Reproducible Visualization Research: How Do We Get There?

Enrico Bertini
Juliana Freire
Gordon Kindlmann
Tamara Munzner
Tim Dwyer

Reproducible research refers to the ability for third parties to independently re-create and test the results described in research papers. As the whole field of Visualization grows and gets more mature, it is necessary to promote research standards that lead to reliable work that people can trust and refer to with confidence. For instance, it is desirable to ensure people will be able to access data, parameters and software to replicate the results described in the paper.

Reproducible computational research is not a problem of Visualization alone. The whole area of Computational Science is affected by the need to make results more trustworthy and accessible. The IEEE Computing in Science and Engineering published a special issue on reproducibility in 2009. Science published one in 2011 [Peng 2011]. Vanderwalle et al. ran a study on reproducibility in Signal Processing in 2009 [Vandewalle et al. 2009]. The ACM SIGMOD conference (the top conference in Databases) started in 2008 the "Experimental Reproducibility Effort", an attempt to introduce a systematic mechanism to promote the publication of research with high reproducibility standards.

Comparatively, the field of Visualization (including InfoVis, SciVis, and VAST) has witnessed little interest and commitment to the promotion of higher reproducibility standards. Given its focus on data, experimental evaluation and computational methods, it is especially important to devise mechanisms to encourage easy access, testing and re-use of proposed solutions.

The main goal of the panel is to raise awareness about this issue and to start a constructive discussion about potential mechanisms to increase the adoption of reproducibility. As discussed elsewhere [Freire et al. 2012], several degrees of reproducibility can be expected and alternative mechanisms and standards can be used . The panel will be an opportunity to openly compare and contrast them.

__SUPPLIED INFORMATION__.
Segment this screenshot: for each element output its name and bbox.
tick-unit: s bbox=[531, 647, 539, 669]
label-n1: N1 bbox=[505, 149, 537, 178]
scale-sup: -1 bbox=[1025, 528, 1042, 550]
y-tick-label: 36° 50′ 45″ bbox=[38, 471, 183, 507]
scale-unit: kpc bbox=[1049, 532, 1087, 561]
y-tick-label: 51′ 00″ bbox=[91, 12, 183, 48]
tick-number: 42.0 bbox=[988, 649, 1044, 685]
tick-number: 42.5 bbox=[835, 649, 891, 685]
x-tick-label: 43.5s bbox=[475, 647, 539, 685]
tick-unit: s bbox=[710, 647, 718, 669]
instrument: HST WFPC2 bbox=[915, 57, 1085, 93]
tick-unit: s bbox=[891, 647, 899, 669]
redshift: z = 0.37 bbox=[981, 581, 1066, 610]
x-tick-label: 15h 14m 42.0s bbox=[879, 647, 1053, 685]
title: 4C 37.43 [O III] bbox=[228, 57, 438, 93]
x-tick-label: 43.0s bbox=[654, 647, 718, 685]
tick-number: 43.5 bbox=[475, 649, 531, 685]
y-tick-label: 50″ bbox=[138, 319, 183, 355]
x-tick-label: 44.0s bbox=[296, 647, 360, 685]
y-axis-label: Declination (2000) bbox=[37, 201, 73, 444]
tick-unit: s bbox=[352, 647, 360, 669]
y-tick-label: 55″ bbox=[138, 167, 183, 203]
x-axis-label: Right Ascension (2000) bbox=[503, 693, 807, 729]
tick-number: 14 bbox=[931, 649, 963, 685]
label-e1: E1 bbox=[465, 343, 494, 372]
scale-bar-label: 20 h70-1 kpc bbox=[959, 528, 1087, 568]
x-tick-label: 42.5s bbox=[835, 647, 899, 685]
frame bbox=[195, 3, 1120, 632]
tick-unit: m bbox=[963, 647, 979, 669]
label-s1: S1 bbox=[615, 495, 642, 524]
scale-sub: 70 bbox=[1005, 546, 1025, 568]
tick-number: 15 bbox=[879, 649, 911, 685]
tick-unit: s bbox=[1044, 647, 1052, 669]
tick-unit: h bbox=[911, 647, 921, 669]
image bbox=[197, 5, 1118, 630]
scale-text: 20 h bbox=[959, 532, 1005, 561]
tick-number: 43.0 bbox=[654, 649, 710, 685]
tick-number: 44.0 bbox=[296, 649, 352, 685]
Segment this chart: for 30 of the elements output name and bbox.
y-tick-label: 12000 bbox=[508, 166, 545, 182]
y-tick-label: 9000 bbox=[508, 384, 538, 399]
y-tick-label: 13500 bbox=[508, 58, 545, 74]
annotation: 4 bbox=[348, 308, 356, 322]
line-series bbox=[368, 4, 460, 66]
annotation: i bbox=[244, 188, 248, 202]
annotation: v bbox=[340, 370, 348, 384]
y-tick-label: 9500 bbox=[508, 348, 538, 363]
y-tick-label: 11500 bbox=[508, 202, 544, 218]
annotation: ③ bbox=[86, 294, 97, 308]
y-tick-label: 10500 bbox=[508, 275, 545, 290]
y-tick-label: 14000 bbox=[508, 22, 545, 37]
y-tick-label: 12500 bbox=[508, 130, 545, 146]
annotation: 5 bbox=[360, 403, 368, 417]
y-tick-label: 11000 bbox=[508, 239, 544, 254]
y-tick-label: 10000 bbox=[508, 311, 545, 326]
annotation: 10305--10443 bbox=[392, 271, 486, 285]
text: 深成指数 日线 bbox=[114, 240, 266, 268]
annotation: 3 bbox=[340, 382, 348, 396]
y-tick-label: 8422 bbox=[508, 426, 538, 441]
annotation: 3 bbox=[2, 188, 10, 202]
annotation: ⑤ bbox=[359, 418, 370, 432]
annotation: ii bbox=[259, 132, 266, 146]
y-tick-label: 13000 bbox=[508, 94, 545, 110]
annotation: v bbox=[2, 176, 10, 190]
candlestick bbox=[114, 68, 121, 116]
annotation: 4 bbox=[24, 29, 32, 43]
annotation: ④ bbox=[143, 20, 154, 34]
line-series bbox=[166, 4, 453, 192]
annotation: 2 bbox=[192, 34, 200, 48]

__REQUIRED ACTION__. Repeat the passage of the reproducible visualization research text between "Comparatively, the field" and "and contrast them.", inclusive, swapping "panel" for "session".

__ANSWER SECTION__.
Comparatively, the field of Visualization (including InfoVis, SciVis, and VAST) has witnessed little interest and commitment to the promotion of higher reproducibility standards. Given its focus on data, experimental evaluation and computational methods, it is especially important to devise mechanisms to encourage easy access, testing and re-use of proposed solutions.

The main goal of the session is to raise awareness about this issue and to start a constructive discussion about potential mechanisms to increase the adoption of reproducibility. As discussed elsewhere [Freire et al. 2012], several degrees of reproducibility can be expected and alternative mechanisms and standards can be used . The session will be an opportunity to openly compare and contrast them.